Given problem -> Format every line of the records below as a numbered list, leaving out any blank lines.
━━━ Supplied data ━━━
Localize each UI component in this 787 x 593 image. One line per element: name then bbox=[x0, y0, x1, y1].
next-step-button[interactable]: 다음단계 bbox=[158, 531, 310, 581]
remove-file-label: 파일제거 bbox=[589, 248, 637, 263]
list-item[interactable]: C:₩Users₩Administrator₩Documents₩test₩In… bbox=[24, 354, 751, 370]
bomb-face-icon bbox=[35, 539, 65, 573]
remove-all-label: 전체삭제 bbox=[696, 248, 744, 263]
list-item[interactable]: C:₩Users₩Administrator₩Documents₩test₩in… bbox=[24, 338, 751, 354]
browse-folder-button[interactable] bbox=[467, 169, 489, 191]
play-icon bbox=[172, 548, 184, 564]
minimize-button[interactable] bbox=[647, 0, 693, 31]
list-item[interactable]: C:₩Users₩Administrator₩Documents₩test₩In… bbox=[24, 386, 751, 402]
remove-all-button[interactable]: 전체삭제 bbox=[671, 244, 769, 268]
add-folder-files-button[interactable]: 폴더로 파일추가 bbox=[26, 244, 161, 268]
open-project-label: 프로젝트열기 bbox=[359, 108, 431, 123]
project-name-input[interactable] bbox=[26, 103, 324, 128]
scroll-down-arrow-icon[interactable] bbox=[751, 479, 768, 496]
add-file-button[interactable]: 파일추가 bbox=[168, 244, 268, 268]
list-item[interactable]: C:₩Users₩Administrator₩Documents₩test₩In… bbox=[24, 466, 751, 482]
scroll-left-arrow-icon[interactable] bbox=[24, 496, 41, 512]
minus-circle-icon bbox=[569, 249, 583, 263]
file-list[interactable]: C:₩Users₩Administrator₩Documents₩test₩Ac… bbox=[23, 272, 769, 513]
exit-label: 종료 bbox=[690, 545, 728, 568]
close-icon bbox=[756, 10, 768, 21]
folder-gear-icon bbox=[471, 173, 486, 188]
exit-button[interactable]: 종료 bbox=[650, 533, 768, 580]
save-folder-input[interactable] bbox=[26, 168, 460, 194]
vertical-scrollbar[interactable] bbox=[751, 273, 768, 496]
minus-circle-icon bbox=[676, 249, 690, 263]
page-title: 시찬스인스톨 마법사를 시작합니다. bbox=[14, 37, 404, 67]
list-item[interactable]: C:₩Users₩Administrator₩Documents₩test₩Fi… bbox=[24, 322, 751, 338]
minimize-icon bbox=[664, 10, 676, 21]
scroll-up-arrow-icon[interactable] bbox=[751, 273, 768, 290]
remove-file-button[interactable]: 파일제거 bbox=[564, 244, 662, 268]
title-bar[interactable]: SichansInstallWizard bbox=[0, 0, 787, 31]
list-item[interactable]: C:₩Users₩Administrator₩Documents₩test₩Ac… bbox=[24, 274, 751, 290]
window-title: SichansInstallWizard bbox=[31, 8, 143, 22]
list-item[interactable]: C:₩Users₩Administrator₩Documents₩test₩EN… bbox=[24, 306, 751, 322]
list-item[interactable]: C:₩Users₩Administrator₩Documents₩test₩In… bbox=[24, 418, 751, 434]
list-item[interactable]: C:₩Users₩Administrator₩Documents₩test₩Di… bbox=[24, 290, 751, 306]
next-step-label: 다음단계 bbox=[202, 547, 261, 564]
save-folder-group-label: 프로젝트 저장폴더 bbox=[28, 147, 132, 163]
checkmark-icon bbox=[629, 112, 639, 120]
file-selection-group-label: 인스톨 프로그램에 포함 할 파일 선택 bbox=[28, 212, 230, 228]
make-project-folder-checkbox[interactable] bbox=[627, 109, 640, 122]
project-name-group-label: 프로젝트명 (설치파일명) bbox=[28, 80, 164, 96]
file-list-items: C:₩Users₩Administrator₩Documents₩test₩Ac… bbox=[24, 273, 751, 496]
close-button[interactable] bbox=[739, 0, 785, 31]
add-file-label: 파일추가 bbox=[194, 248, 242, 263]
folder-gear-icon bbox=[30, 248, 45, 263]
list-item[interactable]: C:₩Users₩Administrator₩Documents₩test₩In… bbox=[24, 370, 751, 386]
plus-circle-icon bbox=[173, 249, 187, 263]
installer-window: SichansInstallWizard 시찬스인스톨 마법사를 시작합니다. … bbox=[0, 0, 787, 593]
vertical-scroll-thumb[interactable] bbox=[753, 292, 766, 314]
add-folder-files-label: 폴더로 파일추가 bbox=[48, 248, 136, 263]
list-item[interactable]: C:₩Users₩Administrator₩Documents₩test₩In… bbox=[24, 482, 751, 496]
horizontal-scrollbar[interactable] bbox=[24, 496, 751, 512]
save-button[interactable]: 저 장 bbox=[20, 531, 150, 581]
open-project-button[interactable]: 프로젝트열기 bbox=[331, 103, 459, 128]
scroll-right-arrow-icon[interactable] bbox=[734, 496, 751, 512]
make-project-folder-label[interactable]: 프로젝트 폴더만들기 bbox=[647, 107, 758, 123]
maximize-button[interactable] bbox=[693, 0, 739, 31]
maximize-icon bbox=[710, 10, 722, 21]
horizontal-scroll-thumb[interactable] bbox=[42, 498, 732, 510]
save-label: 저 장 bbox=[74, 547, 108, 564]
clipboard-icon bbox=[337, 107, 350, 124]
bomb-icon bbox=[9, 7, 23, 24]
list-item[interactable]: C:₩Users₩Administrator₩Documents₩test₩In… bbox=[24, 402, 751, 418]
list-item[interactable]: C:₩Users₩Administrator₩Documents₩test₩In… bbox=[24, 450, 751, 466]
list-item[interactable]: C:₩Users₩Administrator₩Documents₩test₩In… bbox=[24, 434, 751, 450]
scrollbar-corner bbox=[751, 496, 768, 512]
━━━
Completed exercise ->
1. Localize each UI component in this 787 x 593 image. One line per element: name then bbox=[x0, y0, x1, y1].
2. next-step-button[interactable]: 다음단계 bbox=[158, 531, 310, 581]
3. remove-file-label: 파일제거 bbox=[589, 248, 637, 263]
4. list-item[interactable]: C:₩Users₩Administrator₩Documents₩test₩In… bbox=[24, 354, 751, 370]
5. bomb-face-icon bbox=[35, 539, 65, 573]
6. remove-all-label: 전체삭제 bbox=[696, 248, 744, 263]
7. list-item[interactable]: C:₩Users₩Administrator₩Documents₩test₩in… bbox=[24, 338, 751, 354]
8. browse-folder-button[interactable] bbox=[467, 169, 489, 191]
9. play-icon bbox=[172, 548, 184, 564]
10. minimize-button[interactable] bbox=[647, 0, 693, 31]
11. list-item[interactable]: C:₩Users₩Administrator₩Documents₩test₩In… bbox=[24, 386, 751, 402]
12. remove-all-button[interactable]: 전체삭제 bbox=[671, 244, 769, 268]
13. add-folder-files-button[interactable]: 폴더로 파일추가 bbox=[26, 244, 161, 268]
14. open-project-label: 프로젝트열기 bbox=[359, 108, 431, 123]
15. project-name-input[interactable] bbox=[26, 103, 324, 128]
16. scroll-down-arrow-icon[interactable] bbox=[751, 479, 768, 496]
17. add-file-button[interactable]: 파일추가 bbox=[168, 244, 268, 268]
18. list-item[interactable]: C:₩Users₩Administrator₩Documents₩test₩In… bbox=[24, 466, 751, 482]
19. scroll-left-arrow-icon[interactable] bbox=[24, 496, 41, 512]
20. minus-circle-icon bbox=[569, 249, 583, 263]
21. file-list[interactable]: C:₩Users₩Administrator₩Documents₩test₩Ac… bbox=[23, 272, 769, 513]
22. exit-label: 종료 bbox=[690, 545, 728, 568]
23. close-icon bbox=[756, 10, 768, 21]
24. folder-gear-icon bbox=[471, 173, 486, 188]
25. exit-button[interactable]: 종료 bbox=[650, 533, 768, 580]
26. save-folder-input[interactable] bbox=[26, 168, 460, 194]
27. vertical-scrollbar[interactable] bbox=[751, 273, 768, 496]
28. minus-circle-icon bbox=[676, 249, 690, 263]
29. page-title: 시찬스인스톨 마법사를 시작합니다. bbox=[14, 37, 404, 67]
30. list-item[interactable]: C:₩Users₩Administrator₩Documents₩test₩Fi… bbox=[24, 322, 751, 338]
31. minimize-icon bbox=[664, 10, 676, 21]
32. scroll-up-arrow-icon[interactable] bbox=[751, 273, 768, 290]
33. remove-file-button[interactable]: 파일제거 bbox=[564, 244, 662, 268]
34. title-bar[interactable]: SichansInstallWizard bbox=[0, 0, 787, 31]
35. list-item[interactable]: C:₩Users₩Administrator₩Documents₩test₩Ac… bbox=[24, 274, 751, 290]
36. window-title: SichansInstallWizard bbox=[31, 8, 143, 22]
37. list-item[interactable]: C:₩Users₩Administrator₩Documents₩test₩EN… bbox=[24, 306, 751, 322]
38. list-item[interactable]: C:₩Users₩Administrator₩Documents₩test₩In… bbox=[24, 418, 751, 434]
39. list-item[interactable]: C:₩Users₩Administrator₩Documents₩test₩Di… bbox=[24, 290, 751, 306]
40. next-step-label: 다음단계 bbox=[202, 547, 261, 564]
41. save-folder-group-label: 프로젝트 저장폴더 bbox=[28, 147, 132, 163]
42. checkmark-icon bbox=[629, 112, 639, 120]
43. file-selection-group-label: 인스톨 프로그램에 포함 할 파일 선택 bbox=[28, 212, 230, 228]
44. make-project-folder-checkbox[interactable] bbox=[627, 109, 640, 122]
45. project-name-group-label: 프로젝트명 (설치파일명) bbox=[28, 80, 164, 96]
46. file-list-items: C:₩Users₩Administrator₩Documents₩test₩Ac… bbox=[24, 273, 751, 496]
47. close-button[interactable] bbox=[739, 0, 785, 31]
48. add-file-label: 파일추가 bbox=[194, 248, 242, 263]
49. folder-gear-icon bbox=[30, 248, 45, 263]
50. list-item[interactable]: C:₩Users₩Administrator₩Documents₩test₩In… bbox=[24, 370, 751, 386]
51. plus-circle-icon bbox=[173, 249, 187, 263]
52. installer-window: SichansInstallWizard 시찬스인스톨 마법사를 시작합니다. … bbox=[0, 0, 787, 593]
53. vertical-scroll-thumb[interactable] bbox=[753, 292, 766, 314]
54. add-folder-files-label: 폴더로 파일추가 bbox=[48, 248, 136, 263]
55. list-item[interactable]: C:₩Users₩Administrator₩Documents₩test₩In… bbox=[24, 482, 751, 496]
56. horizontal-scrollbar[interactable] bbox=[24, 496, 751, 512]
57. save-button[interactable]: 저 장 bbox=[20, 531, 150, 581]
58. open-project-button[interactable]: 프로젝트열기 bbox=[331, 103, 459, 128]
59. scroll-right-arrow-icon[interactable] bbox=[734, 496, 751, 512]
60. make-project-folder-label[interactable]: 프로젝트 폴더만들기 bbox=[647, 107, 758, 123]
61. maximize-button[interactable] bbox=[693, 0, 739, 31]
62. maximize-icon bbox=[710, 10, 722, 21]
63. horizontal-scroll-thumb[interactable] bbox=[42, 498, 732, 510]
64. save-label: 저 장 bbox=[74, 547, 108, 564]
65. clipboard-icon bbox=[337, 107, 350, 124]
66. bomb-icon bbox=[9, 7, 23, 24]
67. list-item[interactable]: C:₩Users₩Administrator₩Documents₩test₩In… bbox=[24, 402, 751, 418]
68. list-item[interactable]: C:₩Users₩Administrator₩Documents₩test₩In… bbox=[24, 450, 751, 466]
69. list-item[interactable]: C:₩Users₩Administrator₩Documents₩test₩In… bbox=[24, 434, 751, 450]
70. scrollbar-corner bbox=[751, 496, 768, 512]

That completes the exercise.